>>>
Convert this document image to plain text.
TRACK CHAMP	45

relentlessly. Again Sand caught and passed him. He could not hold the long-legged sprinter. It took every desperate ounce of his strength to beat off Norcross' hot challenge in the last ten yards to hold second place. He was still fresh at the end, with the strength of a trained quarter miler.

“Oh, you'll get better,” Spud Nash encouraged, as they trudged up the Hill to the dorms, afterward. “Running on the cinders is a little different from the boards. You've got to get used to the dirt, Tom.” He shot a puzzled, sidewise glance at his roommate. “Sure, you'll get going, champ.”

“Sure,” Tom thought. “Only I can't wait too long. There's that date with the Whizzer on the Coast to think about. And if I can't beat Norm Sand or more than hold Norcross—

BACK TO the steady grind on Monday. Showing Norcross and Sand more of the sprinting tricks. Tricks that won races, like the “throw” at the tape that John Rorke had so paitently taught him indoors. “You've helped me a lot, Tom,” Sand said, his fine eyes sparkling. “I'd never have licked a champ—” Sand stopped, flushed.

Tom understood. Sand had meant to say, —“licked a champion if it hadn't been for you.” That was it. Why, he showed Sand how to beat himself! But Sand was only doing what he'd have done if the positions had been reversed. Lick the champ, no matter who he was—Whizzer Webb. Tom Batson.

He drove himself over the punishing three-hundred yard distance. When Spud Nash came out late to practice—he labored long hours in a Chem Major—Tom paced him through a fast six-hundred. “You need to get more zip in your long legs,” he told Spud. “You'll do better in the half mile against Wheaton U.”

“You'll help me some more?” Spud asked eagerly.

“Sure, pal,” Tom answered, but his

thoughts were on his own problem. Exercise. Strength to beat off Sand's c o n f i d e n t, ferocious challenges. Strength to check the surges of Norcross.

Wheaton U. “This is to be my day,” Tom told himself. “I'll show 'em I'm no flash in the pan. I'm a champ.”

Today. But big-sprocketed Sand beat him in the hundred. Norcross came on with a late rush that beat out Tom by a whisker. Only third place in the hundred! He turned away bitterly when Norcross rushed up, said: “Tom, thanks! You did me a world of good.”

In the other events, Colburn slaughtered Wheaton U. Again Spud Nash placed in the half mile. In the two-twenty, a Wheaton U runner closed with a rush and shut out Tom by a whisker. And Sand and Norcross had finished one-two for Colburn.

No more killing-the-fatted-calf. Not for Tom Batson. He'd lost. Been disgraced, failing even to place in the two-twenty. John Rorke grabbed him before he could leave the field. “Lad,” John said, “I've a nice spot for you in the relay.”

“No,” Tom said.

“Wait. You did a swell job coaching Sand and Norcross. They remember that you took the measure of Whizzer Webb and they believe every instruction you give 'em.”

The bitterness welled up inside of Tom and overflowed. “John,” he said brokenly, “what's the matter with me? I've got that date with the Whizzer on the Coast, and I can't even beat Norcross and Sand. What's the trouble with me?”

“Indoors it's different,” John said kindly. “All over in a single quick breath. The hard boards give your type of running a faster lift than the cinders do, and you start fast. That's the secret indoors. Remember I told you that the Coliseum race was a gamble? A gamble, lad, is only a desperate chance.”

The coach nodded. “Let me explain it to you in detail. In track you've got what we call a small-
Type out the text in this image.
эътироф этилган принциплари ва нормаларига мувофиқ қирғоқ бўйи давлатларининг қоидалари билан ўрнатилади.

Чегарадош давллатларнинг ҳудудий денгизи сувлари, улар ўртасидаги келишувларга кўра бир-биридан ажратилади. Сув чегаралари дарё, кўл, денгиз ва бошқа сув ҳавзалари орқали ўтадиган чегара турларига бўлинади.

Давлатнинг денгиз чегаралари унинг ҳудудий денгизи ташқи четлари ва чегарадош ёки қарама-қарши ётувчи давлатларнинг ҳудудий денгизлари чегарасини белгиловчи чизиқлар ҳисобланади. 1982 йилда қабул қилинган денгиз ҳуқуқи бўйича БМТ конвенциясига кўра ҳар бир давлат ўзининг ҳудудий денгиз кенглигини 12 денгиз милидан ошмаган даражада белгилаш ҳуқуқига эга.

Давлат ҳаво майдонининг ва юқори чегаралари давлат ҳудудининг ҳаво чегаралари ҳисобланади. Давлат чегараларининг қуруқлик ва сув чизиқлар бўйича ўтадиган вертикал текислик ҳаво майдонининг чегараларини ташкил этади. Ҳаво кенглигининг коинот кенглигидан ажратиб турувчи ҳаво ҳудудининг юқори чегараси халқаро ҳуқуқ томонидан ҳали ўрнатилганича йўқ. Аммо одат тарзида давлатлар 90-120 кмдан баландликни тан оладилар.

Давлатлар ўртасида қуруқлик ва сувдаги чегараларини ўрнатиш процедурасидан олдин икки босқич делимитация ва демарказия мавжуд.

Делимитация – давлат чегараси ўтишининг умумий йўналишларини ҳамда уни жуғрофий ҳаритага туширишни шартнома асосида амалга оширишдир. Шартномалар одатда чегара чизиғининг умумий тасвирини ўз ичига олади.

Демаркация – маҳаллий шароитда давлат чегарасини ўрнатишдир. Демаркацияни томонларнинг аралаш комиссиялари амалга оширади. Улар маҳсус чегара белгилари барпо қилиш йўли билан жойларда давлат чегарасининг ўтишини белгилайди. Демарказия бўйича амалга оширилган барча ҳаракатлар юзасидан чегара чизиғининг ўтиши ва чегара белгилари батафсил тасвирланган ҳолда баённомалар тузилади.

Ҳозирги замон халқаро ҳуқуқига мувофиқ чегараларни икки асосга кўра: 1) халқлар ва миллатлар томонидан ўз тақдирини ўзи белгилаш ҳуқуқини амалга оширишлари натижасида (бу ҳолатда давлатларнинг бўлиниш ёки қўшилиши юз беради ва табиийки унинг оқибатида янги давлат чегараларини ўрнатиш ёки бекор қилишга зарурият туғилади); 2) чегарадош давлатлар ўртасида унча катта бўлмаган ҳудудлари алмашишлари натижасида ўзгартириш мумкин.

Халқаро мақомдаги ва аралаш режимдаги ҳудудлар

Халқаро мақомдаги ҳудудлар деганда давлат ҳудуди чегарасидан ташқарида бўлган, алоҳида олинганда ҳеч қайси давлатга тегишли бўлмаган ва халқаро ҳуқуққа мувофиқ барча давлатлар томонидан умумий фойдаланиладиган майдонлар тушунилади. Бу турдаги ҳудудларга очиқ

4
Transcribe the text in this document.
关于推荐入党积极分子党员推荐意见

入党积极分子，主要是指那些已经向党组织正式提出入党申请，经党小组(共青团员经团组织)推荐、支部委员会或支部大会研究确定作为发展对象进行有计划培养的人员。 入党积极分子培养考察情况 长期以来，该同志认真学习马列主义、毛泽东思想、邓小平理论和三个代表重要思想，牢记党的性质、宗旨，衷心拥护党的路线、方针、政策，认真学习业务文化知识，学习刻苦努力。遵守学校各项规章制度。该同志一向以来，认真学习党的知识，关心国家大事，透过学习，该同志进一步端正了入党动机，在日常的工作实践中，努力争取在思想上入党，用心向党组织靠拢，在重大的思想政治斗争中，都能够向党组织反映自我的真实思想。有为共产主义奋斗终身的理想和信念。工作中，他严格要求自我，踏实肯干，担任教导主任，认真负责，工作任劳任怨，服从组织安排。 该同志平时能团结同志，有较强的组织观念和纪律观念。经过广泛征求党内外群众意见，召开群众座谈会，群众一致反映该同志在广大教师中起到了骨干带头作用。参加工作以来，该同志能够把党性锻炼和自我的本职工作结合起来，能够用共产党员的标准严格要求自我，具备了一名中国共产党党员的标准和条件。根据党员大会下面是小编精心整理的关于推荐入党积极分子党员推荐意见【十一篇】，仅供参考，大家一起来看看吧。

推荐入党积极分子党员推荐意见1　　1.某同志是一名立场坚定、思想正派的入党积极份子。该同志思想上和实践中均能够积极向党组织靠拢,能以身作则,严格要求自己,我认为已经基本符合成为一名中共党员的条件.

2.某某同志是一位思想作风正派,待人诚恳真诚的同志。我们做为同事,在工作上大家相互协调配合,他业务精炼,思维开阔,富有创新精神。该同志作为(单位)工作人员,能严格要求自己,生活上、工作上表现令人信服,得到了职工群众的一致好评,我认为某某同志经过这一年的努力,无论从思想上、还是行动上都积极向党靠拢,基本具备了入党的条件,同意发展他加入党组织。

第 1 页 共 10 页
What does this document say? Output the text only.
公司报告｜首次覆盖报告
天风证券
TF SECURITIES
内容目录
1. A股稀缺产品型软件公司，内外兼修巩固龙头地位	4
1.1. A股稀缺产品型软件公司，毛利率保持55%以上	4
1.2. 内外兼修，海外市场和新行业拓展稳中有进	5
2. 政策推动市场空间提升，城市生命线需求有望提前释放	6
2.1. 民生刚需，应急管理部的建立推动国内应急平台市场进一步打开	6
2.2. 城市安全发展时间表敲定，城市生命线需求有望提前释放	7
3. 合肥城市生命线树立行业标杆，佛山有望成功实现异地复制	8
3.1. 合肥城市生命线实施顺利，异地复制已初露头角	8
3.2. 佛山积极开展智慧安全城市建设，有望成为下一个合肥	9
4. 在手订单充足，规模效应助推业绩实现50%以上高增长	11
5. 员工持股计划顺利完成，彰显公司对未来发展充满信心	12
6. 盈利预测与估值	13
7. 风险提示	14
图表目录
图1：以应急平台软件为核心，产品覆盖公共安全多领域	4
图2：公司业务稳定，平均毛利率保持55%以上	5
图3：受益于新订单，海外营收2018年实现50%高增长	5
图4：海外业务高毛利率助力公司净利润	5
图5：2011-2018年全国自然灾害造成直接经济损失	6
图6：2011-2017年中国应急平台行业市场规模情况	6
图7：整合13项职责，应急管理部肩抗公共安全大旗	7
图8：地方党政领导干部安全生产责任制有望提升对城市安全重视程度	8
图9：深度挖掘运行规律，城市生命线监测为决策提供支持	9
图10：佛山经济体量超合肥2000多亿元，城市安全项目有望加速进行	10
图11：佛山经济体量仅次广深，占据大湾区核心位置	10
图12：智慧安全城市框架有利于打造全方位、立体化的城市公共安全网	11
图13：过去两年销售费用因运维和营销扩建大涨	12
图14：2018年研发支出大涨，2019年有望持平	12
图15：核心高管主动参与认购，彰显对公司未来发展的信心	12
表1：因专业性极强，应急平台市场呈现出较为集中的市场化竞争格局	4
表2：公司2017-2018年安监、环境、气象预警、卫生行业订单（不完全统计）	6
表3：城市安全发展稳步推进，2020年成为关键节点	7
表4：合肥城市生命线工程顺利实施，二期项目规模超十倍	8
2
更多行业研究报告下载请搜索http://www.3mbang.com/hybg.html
<<<
Exactly as written, give the line containing "What does this" and all remaining lines of the records.

What does this document say? Output the text only.
公司报告｜首次覆盖报告
天风证券
TF SECURITIES
内容目录
1. A股稀缺产品型软件公司，内外兼修巩固龙头地位	4
1.1. A股稀缺产品型软件公司，毛利率保持55%以上	4
1.2. 内外兼修，海外市场和新行业拓展稳中有进	5
2. 政策推动市场空间提升，城市生命线需求有望提前释放	6
2.1. 民生刚需，应急管理部的建立推动国内应急平台市场进一步打开	6
2.2. 城市安全发展时间表敲定，城市生命线需求有望提前释放	7
3. 合肥城市生命线树立行业标杆，佛山有望成功实现异地复制	8
3.1. 合肥城市生命线实施顺利，异地复制已初露头角	8
3.2. 佛山积极开展智慧安全城市建设，有望成为下一个合肥	9
4. 在手订单充足，规模效应助推业绩实现50%以上高增长	11
5. 员工持股计划顺利完成，彰显公司对未来发展充满信心	12
6. 盈利预测与估值	13
7. 风险提示	14
图表目录
图1：以应急平台软件为核心，产品覆盖公共安全多领域	4
图2：公司业务稳定，平均毛利率保持55%以上	5
图3：受益于新订单，海外营收2018年实现50%高增长	5
图4：海外业务高毛利率助力公司净利润	5
图5：2011-2018年全国自然灾害造成直接经济损失	6
图6：2011-2017年中国应急平台行业市场规模情况	6
图7：整合13项职责，应急管理部肩抗公共安全大旗	7
图8：地方党政领导干部安全生产责任制有望提升对城市安全重视程度	8
图9：深度挖掘运行规律，城市生命线监测为决策提供支持	9
图10：佛山经济体量超合肥2000多亿元，城市安全项目有望加速进行	10
图11：佛山经济体量仅次广深，占据大湾区核心位置	10
图12：智慧安全城市框架有利于打造全方位、立体化的城市公共安全网	11
图13：过去两年销售费用因运维和营销扩建大涨	12
图14：2018年研发支出大涨，2019年有望持平	12
图15：核心高管主动参与认购，彰显对公司未来发展的信心	12
表1：因专业性极强，应急平台市场呈现出较为集中的市场化竞争格局	4
表2：公司2017-2018年安监、环境、气象预警、卫生行业订单（不完全统计）	6
表3：城市安全发展稳步推进，2020年成为关键节点	7
表4：合肥城市生命线工程顺利实施，二期项目规模超十倍	8
2
更多行业研究报告下载请搜索http://www.3mbang.com/hybg.html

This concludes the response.